▶ Exercise description: Reproduce the listing below verbatim.

▶ Stored rows:
[BEGIN]

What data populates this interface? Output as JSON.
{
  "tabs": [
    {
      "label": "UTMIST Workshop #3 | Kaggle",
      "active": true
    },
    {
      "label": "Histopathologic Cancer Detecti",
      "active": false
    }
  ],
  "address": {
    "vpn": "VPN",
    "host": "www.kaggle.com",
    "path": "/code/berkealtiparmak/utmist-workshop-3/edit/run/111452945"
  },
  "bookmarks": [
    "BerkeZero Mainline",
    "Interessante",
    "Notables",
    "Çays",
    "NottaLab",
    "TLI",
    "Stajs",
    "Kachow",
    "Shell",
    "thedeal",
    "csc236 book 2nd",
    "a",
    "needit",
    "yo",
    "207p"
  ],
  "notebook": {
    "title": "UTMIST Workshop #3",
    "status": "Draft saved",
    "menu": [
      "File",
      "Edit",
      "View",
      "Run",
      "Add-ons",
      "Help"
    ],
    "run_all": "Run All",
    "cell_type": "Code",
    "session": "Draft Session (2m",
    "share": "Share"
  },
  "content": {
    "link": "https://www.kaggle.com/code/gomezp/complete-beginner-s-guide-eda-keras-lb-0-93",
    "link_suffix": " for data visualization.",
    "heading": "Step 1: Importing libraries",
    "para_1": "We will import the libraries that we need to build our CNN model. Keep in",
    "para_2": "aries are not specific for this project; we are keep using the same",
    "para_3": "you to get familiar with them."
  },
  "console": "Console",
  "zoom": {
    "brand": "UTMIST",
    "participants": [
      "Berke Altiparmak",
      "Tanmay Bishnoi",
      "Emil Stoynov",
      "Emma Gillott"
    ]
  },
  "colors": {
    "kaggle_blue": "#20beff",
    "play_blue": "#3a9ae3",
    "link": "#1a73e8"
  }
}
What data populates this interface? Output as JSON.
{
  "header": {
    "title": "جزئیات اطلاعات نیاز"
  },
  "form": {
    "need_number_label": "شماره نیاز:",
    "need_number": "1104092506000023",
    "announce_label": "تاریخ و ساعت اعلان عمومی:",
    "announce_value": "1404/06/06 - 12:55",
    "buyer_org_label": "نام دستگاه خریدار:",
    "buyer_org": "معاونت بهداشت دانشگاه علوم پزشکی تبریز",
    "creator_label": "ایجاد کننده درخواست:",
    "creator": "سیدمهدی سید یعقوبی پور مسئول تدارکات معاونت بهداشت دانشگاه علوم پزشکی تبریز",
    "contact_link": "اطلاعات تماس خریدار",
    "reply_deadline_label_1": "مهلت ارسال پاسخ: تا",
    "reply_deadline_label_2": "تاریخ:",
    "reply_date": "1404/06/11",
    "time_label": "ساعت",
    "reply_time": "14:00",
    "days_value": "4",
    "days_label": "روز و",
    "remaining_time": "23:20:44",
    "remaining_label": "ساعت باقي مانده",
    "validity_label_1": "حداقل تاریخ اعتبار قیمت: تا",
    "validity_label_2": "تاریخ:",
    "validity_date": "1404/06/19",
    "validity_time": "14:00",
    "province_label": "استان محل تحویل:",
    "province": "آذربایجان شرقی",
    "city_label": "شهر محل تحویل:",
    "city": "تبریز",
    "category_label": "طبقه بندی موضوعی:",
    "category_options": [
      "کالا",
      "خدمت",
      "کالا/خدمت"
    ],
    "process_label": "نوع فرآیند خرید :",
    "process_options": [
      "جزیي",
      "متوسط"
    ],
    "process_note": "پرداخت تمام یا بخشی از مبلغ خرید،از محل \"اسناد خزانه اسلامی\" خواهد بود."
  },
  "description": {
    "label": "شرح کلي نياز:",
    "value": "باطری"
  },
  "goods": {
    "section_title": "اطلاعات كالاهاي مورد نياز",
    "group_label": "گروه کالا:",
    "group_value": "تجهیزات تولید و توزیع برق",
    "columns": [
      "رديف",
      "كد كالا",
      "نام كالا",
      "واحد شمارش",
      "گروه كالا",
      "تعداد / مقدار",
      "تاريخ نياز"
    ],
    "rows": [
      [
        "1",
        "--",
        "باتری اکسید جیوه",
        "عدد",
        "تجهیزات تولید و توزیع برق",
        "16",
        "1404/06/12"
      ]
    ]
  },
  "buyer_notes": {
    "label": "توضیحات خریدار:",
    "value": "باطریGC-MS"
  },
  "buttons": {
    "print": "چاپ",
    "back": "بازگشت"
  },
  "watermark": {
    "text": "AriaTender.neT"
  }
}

[END]

▶ Answer for this exercise:
What data populates this interface? Output as JSON.
{
  "tabs": [
    {
      "label": "UTMIST Workshop #3 | Kaggle",
      "active": true
    },
    {
      "label": "Histopathologic Cancer Detecti",
      "active": false
    }
  ],
  "address": {
    "vpn": "VPN",
    "host": "www.kaggle.com",
    "path": "/code/berkealtiparmak/utmist-workshop-3/edit/run/111452945"
  },
  "bookmarks": [
    "BerkeZero Mainline",
    "Interessante",
    "Notables",
    "Çays",
    "NottaLab",
    "TLI",
    "Stajs",
    "Kachow",
    "Shell",
    "thedeal",
    "csc236 book 2nd",
    "a",
    "needit",
    "yo",
    "207p"
  ],
  "notebook": {
    "title": "UTMIST Workshop #3",
    "status": "Draft saved",
    "menu": [
      "File",
      "Edit",
      "View",
      "Run",
      "Add-ons",
      "Help"
    ],
    "run_all": "Run All",
    "cell_type": "Code",
    "session": "Draft Session (2m",
    "share": "Share"
  },
  "content": {
    "link": "https://www.kaggle.com/code/gomezp/complete-beginner-s-guide-eda-keras-lb-0-93",
    "link_suffix": " for data visualization.",
    "heading": "Step 1: Importing libraries",
    "para_1": "We will import the libraries that we need to build our CNN model. Keep in",
    "para_2": "aries are not specific for this project; we are keep using the same",
    "para_3": "you to get familiar with them."
  },
  "console": "Console",
  "zoom": {
    "brand": "UTMIST",
    "participants": [
      "Berke Altiparmak",
      "Tanmay Bishnoi",
      "Emil Stoynov",
      "Emma Gillott"
    ]
  },
  "colors": {
    "kaggle_blue": "#20beff",
    "play_blue": "#3a9ae3",
    "link": "#1a73e8"
  }
}
What data populates this interface? Output as JSON.
{
  "header": {
    "title": "جزئیات اطلاعات نیاز"
  },
  "form": {
    "need_number_label": "شماره نیاز:",
    "need_number": "1104092506000023",
    "announce_label": "تاریخ و ساعت اعلان عمومی:",
    "announce_value": "1404/06/06 - 12:55",
    "buyer_org_label": "نام دستگاه خریدار:",
    "buyer_org": "معاونت بهداشت دانشگاه علوم پزشکی تبریز",
    "creator_label": "ایجاد کننده درخواست:",
    "creator": "سیدمهدی سید یعقوبی پور مسئول تدارکات معاونت بهداشت دانشگاه علوم پزشکی تبریز",
    "contact_link": "اطلاعات تماس خریدار",
    "reply_deadline_label_1": "مهلت ارسال پاسخ: تا",
    "reply_deadline_label_2": "تاریخ:",
    "reply_date": "1404/06/11",
    "time_label": "ساعت",
    "reply_time": "14:00",
    "days_value": "4",
    "days_label": "روز و",
    "remaining_time": "23:20:44",
    "remaining_label": "ساعت باقي مانده",
    "validity_label_1": "حداقل تاریخ اعتبار قیمت: تا",
    "validity_label_2": "تاریخ:",
    "validity_date": "1404/06/19",
    "validity_time": "14:00",
    "province_label": "استان محل تحویل:",
    "province": "آذربایجان شرقی",
    "city_label": "شهر محل تحویل:",
    "city": "تبریز",
    "category_label": "طبقه بندی موضوعی:",
    "category_options": [
      "کالا",
      "خدمت",
      "کالا/خدمت"
    ],
    "process_label": "نوع فرآیند خرید :",
    "process_options": [
      "جزیي",
      "متوسط"
    ],
    "process_note": "پرداخت تمام یا بخشی از مبلغ خرید،از محل \"اسناد خزانه اسلامی\" خواهد بود."
  },
  "description": {
    "label": "شرح کلي نياز:",
    "value": "باطری"
  },
  "goods": {
    "section_title": "اطلاعات كالاهاي مورد نياز",
    "group_label": "گروه کالا:",
    "group_value": "تجهیزات تولید و توزیع برق",
    "columns": [
      "رديف",
      "كد كالا",
      "نام كالا",
      "واحد شمارش",
      "گروه كالا",
      "تعداد / مقدار",
      "تاريخ نياز"
    ],
    "rows": [
      [
        "1",
        "--",
        "باتری اکسید جیوه",
        "عدد",
        "تجهیزات تولید و توزیع برق",
        "16",
        "1404/06/12"
      ]
    ]
  },
  "buyer_notes": {
    "label": "توضیحات خریدار:",
    "value": "باطریGC-MS"
  },
  "buttons": {
    "print": "چاپ",
    "back": "بازگشت"
  },
  "watermark": {
    "text": "AriaTender.neT"
  }
}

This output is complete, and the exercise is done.